▶ _Directions_
Read the entries below and pull out each line with the string "değil".

▶ _Dataset entries_

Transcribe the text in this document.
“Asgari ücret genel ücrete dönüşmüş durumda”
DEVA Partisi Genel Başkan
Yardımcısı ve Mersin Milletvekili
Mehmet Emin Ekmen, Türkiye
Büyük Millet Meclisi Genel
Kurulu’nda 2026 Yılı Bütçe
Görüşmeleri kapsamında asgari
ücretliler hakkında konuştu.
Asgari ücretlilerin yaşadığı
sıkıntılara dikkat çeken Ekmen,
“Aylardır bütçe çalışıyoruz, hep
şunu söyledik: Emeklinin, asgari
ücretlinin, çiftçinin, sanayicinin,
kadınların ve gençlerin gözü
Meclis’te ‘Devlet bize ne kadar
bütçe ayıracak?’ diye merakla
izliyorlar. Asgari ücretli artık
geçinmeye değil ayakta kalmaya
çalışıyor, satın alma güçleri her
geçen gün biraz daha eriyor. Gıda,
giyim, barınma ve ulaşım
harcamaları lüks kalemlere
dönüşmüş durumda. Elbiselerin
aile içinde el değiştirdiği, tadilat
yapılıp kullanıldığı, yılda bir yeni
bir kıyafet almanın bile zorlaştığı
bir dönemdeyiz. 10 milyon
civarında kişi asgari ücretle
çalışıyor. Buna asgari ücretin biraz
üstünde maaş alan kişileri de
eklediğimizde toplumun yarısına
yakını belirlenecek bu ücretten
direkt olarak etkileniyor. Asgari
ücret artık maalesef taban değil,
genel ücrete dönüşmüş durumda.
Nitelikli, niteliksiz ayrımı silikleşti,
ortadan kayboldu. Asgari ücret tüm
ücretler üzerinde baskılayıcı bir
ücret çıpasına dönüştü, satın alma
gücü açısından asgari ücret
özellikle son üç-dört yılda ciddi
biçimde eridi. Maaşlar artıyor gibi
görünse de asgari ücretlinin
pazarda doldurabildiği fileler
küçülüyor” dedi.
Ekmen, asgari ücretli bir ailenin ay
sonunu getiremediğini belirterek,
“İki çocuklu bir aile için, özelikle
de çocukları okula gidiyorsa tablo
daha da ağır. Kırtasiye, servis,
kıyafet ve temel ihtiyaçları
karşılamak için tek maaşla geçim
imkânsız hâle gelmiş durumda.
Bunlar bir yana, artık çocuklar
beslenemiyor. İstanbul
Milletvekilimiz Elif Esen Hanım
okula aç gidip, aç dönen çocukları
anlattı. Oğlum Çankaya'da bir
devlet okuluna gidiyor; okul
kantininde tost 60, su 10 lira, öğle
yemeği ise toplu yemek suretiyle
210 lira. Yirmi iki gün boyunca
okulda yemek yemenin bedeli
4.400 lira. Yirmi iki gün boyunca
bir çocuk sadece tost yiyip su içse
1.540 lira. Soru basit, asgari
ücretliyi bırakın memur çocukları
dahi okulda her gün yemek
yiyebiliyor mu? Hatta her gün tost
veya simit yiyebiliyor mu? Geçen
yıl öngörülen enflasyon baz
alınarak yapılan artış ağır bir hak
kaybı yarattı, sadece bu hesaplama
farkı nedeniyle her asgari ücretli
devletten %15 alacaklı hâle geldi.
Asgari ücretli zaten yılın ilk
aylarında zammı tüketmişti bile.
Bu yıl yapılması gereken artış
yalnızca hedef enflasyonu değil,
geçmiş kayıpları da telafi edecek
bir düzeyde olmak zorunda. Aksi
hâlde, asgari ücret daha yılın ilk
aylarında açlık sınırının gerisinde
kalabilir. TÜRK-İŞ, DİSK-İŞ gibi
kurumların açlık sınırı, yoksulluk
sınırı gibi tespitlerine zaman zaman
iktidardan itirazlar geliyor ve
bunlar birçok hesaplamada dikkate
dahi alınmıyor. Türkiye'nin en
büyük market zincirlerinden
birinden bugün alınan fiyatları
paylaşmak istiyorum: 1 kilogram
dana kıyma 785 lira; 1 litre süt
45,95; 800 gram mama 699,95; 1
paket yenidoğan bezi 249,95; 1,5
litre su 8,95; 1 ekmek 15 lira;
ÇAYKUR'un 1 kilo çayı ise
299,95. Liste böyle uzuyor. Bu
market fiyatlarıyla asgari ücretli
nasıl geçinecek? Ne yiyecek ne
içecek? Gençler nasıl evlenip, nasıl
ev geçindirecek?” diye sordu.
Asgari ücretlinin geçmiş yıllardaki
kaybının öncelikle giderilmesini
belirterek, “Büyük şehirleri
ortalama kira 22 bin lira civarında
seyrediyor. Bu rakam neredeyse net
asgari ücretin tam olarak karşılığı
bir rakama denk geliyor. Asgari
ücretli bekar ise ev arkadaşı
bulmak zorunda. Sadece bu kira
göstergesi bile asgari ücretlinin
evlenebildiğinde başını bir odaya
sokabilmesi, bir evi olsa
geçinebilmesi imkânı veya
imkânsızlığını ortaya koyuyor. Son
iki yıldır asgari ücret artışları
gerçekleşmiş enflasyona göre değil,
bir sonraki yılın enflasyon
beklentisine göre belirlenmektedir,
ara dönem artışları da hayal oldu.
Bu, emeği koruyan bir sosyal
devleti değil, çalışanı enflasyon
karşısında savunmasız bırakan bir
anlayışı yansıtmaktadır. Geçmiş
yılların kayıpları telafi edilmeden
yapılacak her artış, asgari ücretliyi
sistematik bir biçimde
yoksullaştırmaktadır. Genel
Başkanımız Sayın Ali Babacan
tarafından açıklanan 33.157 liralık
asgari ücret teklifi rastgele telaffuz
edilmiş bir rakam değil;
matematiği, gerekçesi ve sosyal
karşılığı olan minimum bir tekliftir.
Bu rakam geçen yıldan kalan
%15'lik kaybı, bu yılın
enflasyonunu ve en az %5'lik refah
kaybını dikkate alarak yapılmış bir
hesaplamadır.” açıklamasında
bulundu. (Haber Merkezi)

▶ _Exercise output_
geçinmeye değil ayakta kalmaya
ücret artık maalesef taban değil,
yalnızca hedef enflasyonu değil,
gerçekleşmiş enflasyona göre değil,
devleti değil, çalışanı enflasyon
edilmiş bir rakam değil;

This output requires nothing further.